--- begin Extracted entries ---

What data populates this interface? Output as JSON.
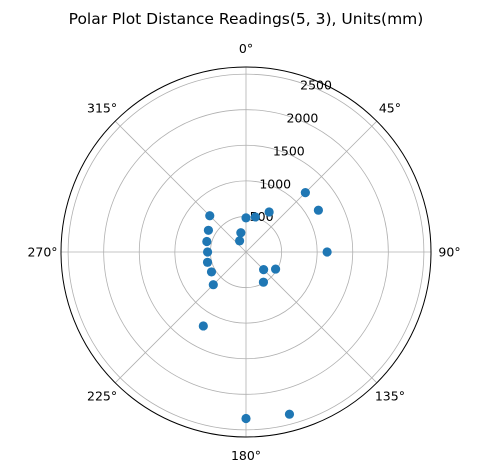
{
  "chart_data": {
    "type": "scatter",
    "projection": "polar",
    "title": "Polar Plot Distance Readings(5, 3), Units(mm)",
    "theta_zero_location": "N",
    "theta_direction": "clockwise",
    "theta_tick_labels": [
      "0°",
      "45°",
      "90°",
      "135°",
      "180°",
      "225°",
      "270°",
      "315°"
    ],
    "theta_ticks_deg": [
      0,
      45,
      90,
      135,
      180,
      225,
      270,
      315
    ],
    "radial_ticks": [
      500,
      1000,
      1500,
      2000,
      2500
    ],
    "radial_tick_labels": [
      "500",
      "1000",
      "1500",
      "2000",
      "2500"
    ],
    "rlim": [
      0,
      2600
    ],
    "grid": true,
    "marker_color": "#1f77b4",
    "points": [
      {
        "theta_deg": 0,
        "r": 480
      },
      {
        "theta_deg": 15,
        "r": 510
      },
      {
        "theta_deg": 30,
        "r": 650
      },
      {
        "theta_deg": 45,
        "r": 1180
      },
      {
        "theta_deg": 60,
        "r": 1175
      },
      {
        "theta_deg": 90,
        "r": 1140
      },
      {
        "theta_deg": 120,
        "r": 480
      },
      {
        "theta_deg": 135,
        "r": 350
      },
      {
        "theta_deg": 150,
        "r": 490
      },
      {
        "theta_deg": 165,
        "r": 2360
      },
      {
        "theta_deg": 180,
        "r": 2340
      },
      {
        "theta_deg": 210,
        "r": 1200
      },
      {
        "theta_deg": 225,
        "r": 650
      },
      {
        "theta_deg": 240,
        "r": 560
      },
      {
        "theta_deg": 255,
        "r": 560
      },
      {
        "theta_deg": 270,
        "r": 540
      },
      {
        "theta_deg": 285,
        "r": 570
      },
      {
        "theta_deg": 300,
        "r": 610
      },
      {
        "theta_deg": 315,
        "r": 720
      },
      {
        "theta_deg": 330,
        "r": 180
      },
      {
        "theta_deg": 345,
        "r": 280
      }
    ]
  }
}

--- end Extracted entries ---

* **What to do**
Transcribe the whole listing, character for character, but not its images.

* **Result**
What data populates this interface? Output as JSON.
{
  "chart_data": {
    "type": "scatter",
    "projection": "polar",
    "title": "Polar Plot Distance Readings(5, 3), Units(mm)",
    "theta_zero_location": "N",
    "theta_direction": "clockwise",
    "theta_tick_labels": [
      "0°",
      "45°",
      "90°",
      "135°",
      "180°",
      "225°",
      "270°",
      "315°"
    ],
    "theta_ticks_deg": [
      0,
      45,
      90,
      135,
      180,
      225,
      270,
      315
    ],
    "radial_ticks": [
      500,
      1000,
      1500,
      2000,
      2500
    ],
    "radial_tick_labels": [
      "500",
      "1000",
      "1500",
      "2000",
      "2500"
    ],
    "rlim": [
      0,
      2600
    ],
    "grid": true,
    "marker_color": "#1f77b4",
    "points": [
      {
        "theta_deg": 0,
        "r": 480
      },
      {
        "theta_deg": 15,
        "r": 510
      },
      {
        "theta_deg": 30,
        "r": 650
      },
      {
        "theta_deg": 45,
        "r": 1180
      },
      {
        "theta_deg": 60,
        "r": 1175
      },
      {
        "theta_deg": 90,
        "r": 1140
      },
      {
        "theta_deg": 120,
        "r": 480
      },
      {
        "theta_deg": 135,
        "r": 350
      },
      {
        "theta_deg": 150,
        "r": 490
      },
      {
        "theta_deg": 165,
        "r": 2360
      },
      {
        "theta_deg": 180,
        "r": 2340
      },
      {
        "theta_deg": 210,
        "r": 1200
      },
      {
        "theta_deg": 225,
        "r": 650
      },
      {
        "theta_deg": 240,
        "r": 560
      },
      {
        "theta_deg": 255,
        "r": 560
      },
      {
        "theta_deg": 270,
        "r": 540
      },
      {
        "theta_deg": 285,
        "r": 570
      },
      {
        "theta_deg": 300,
        "r": 610
      },
      {
        "theta_deg": 315,
        "r": 720
      },
      {
        "theta_deg": 330,
        "r": 180
      },
      {
        "theta_deg": 345,
        "r": 280
      }
    ]
  }
}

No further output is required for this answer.